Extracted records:

********

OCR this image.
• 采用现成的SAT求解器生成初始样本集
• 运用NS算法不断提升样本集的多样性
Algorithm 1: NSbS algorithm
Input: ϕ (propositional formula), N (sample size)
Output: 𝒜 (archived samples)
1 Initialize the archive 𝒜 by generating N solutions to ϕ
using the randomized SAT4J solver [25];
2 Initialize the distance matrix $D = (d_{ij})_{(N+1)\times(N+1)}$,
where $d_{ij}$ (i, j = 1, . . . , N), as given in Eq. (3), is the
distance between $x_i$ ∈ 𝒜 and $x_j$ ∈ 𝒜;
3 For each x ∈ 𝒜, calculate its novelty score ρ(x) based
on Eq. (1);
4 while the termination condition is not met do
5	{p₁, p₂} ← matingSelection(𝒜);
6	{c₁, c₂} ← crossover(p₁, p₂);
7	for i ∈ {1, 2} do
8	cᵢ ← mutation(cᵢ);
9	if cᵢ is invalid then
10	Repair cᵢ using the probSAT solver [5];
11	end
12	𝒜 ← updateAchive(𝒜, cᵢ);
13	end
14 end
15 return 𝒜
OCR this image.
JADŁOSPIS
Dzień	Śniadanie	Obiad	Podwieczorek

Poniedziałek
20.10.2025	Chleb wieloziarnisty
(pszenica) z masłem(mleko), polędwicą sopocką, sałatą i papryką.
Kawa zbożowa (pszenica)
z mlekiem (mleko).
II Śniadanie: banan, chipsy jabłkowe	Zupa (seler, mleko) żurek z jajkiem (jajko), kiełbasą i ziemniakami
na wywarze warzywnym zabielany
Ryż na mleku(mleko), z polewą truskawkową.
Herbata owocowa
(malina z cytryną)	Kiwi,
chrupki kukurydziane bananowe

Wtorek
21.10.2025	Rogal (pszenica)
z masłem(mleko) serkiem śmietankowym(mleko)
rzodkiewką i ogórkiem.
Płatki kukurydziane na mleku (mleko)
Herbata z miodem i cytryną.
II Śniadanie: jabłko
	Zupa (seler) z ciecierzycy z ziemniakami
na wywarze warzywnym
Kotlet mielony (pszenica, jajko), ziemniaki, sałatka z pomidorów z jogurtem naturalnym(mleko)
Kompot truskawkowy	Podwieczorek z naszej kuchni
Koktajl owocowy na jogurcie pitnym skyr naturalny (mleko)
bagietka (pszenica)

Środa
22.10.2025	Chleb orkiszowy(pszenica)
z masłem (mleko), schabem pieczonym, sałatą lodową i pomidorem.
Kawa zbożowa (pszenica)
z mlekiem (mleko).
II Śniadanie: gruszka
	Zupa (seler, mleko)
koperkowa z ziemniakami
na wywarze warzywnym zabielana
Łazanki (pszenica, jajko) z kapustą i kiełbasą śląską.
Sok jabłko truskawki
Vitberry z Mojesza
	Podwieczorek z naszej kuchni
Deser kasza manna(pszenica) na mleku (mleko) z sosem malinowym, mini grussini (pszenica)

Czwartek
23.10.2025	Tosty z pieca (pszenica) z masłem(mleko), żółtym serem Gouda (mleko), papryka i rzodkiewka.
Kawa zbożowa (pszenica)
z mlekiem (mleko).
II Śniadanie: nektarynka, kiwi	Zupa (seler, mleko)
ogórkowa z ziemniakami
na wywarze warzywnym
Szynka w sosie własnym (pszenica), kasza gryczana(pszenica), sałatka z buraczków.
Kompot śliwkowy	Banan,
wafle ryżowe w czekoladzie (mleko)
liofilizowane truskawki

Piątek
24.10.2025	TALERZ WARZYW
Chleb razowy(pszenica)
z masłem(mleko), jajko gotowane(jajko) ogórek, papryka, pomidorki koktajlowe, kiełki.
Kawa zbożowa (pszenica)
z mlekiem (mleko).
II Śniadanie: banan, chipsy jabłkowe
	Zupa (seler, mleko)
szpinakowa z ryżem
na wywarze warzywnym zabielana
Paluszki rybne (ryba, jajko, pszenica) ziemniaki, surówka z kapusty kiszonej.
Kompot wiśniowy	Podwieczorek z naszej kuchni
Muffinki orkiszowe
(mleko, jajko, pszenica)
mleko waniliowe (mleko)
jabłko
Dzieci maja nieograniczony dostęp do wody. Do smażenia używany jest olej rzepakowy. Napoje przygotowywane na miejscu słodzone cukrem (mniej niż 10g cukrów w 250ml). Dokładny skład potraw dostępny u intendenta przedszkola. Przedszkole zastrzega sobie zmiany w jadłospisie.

********

◆ Task to complete
In the listing, find each line with the string "solver" and copy it.

◆ Answer
using the randomized SAT4J solver [25];
10	Repair cᵢ using the probSAT solver [5];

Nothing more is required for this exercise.